Exercise data.
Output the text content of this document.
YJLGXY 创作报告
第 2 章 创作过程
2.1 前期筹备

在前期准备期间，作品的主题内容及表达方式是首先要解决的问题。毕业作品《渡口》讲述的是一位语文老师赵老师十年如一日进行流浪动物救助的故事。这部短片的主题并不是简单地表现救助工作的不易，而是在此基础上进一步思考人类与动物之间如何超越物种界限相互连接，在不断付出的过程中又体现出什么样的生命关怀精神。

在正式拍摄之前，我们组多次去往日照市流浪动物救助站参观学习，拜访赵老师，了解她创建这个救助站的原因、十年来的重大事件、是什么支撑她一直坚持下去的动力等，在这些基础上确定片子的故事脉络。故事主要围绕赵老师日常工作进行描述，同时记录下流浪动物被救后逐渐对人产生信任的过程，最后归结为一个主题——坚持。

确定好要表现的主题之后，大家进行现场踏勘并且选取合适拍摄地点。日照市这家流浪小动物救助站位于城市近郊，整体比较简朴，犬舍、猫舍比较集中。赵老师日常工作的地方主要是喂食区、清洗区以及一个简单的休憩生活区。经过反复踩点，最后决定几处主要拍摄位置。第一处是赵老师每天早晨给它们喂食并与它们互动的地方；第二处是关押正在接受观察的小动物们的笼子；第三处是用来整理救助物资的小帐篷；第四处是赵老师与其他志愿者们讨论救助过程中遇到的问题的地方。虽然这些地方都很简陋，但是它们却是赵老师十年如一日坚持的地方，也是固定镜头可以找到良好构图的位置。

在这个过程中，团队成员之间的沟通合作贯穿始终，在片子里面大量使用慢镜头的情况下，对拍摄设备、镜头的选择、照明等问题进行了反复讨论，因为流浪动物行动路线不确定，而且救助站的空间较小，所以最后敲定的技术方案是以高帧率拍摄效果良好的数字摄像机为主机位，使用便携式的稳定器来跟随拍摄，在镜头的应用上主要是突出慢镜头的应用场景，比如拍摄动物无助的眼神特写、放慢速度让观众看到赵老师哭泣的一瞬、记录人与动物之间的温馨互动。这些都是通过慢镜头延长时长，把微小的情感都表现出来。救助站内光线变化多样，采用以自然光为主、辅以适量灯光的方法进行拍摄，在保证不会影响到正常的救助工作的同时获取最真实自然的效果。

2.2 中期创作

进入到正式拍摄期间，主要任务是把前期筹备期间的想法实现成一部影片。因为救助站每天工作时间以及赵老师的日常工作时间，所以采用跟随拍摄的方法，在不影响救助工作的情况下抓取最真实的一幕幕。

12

What you will do. Output the entries exactly.

Correct answer.
Output the text content of this document.
YJLGXY 创作报告
第 2 章 创作过程
2.1 前期筹备

在前期准备期间，作品的主题内容及表达方式是首先要解决的问题。毕业作品《渡口》讲述的是一位语文老师赵老师十年如一日进行流浪动物救助的故事。这部短片的主题并不是简单地表现救助工作的不易，而是在此基础上进一步思考人类与动物之间如何超越物种界限相互连接，在不断付出的过程中又体现出什么样的生命关怀精神。

在正式拍摄之前，我们组多次去往日照市流浪动物救助站参观学习，拜访赵老师，了解她创建这个救助站的原因、十年来的重大事件、是什么支撑她一直坚持下去的动力等，在这些基础上确定片子的故事脉络。故事主要围绕赵老师日常工作进行描述，同时记录下流浪动物被救后逐渐对人产生信任的过程，最后归结为一个主题——坚持。

确定好要表现的主题之后，大家进行现场踏勘并且选取合适拍摄地点。日照市这家流浪小动物救助站位于城市近郊，整体比较简朴，犬舍、猫舍比较集中。赵老师日常工作的地方主要是喂食区、清洗区以及一个简单的休憩生活区。经过反复踩点，最后决定几处主要拍摄位置。第一处是赵老师每天早晨给它们喂食并与它们互动的地方；第二处是关押正在接受观察的小动物们的笼子；第三处是用来整理救助物资的小帐篷；第四处是赵老师与其他志愿者们讨论救助过程中遇到的问题的地方。虽然这些地方都很简陋，但是它们却是赵老师十年如一日坚持的地方，也是固定镜头可以找到良好构图的位置。

在这个过程中，团队成员之间的沟通合作贯穿始终，在片子里面大量使用慢镜头的情况下，对拍摄设备、镜头的选择、照明等问题进行了反复讨论，因为流浪动物行动路线不确定，而且救助站的空间较小，所以最后敲定的技术方案是以高帧率拍摄效果良好的数字摄像机为主机位，使用便携式的稳定器来跟随拍摄，在镜头的应用上主要是突出慢镜头的应用场景，比如拍摄动物无助的眼神特写、放慢速度让观众看到赵老师哭泣的一瞬、记录人与动物之间的温馨互动。这些都是通过慢镜头延长时长，把微小的情感都表现出来。救助站内光线变化多样，采用以自然光为主、辅以适量灯光的方法进行拍摄，在保证不会影响到正常的救助工作的同时获取最真实自然的效果。

2.2 中期创作

进入到正式拍摄期间，主要任务是把前期筹备期间的想法实现成一部影片。因为救助站每天工作时间以及赵老师的日常工作时间，所以采用跟随拍摄的方法，在不影响救助工作的情况下抓取最真实的一幕幕。

12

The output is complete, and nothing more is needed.